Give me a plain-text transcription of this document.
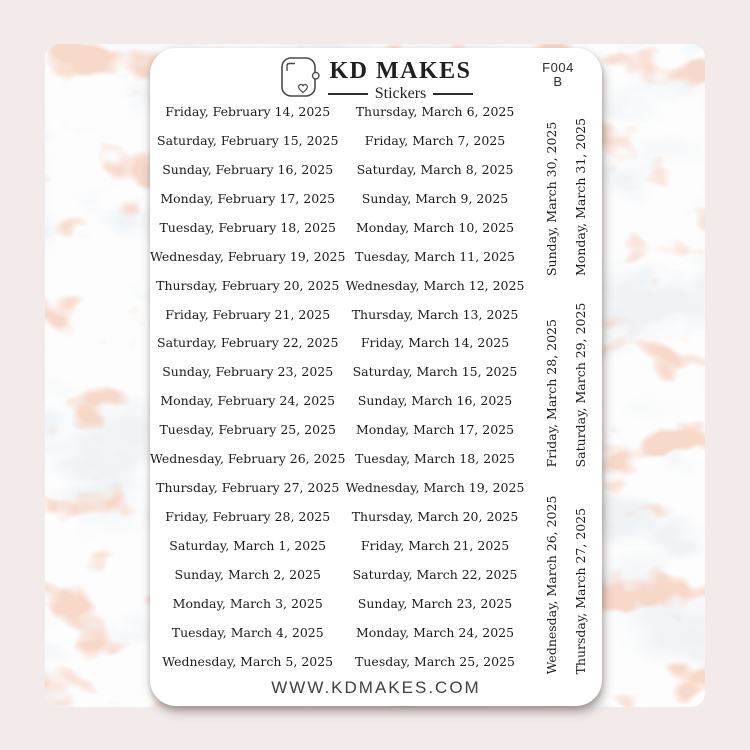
KD MAKES
Stickers
F004
B
Friday, February 14, 2025
Saturday, February 15, 2025
Sunday, February 16, 2025
Monday, February 17, 2025
Tuesday, February 18, 2025
Wednesday, February 19, 2025
Thursday, February 20, 2025
Friday, February 21, 2025
Saturday, February 22, 2025
Sunday, February 23, 2025
Monday, February 24, 2025
Tuesday, February 25, 2025
Wednesday, February 26, 2025
Thursday, February 27, 2025
Friday, February 28, 2025
Saturday, March 1, 2025
Sunday, March 2, 2025
Monday, March 3, 2025
Tuesday, March 4, 2025
Wednesday, March 5, 2025
Thursday, March 6, 2025
Friday, March 7, 2025
Saturday, March 8, 2025
Sunday, March 9, 2025
Monday, March 10, 2025
Tuesday, March 11, 2025
Wednesday, March 12, 2025
Thursday, March 13, 2025
Friday, March 14, 2025
Saturday, March 15, 2025
Sunday, March 16, 2025
Monday, March 17, 2025
Tuesday, March 18, 2025
Wednesday, March 19, 2025
Thursday, March 20, 2025
Friday, March 21, 2025
Saturday, March 22, 2025
Sunday, March 23, 2025
Monday, March 24, 2025
Tuesday, March 25, 2025
Sunday, March 30, 2025 Monday, March 31, 2025
Friday, March 28, 2025 Saturday, March 29, 2025
Wednesday, March 26, 2025 Thursday, March 27, 2025
WWW.KDMAKES.COM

* * * *

### WHAT YOU ARE ASKED TO DO
Lines holding the word "Sunday" in the entries above are the ones to pull out. Copy them all.

### PROBLEM SOLUTION
Sunday, February 16, 2025
Sunday, February 23, 2025
Sunday, March 2, 2025
Sunday, March 9, 2025
Sunday, March 16, 2025
Sunday, March 23, 2025
Sunday, March 30, 2025 Monday, March 31, 2025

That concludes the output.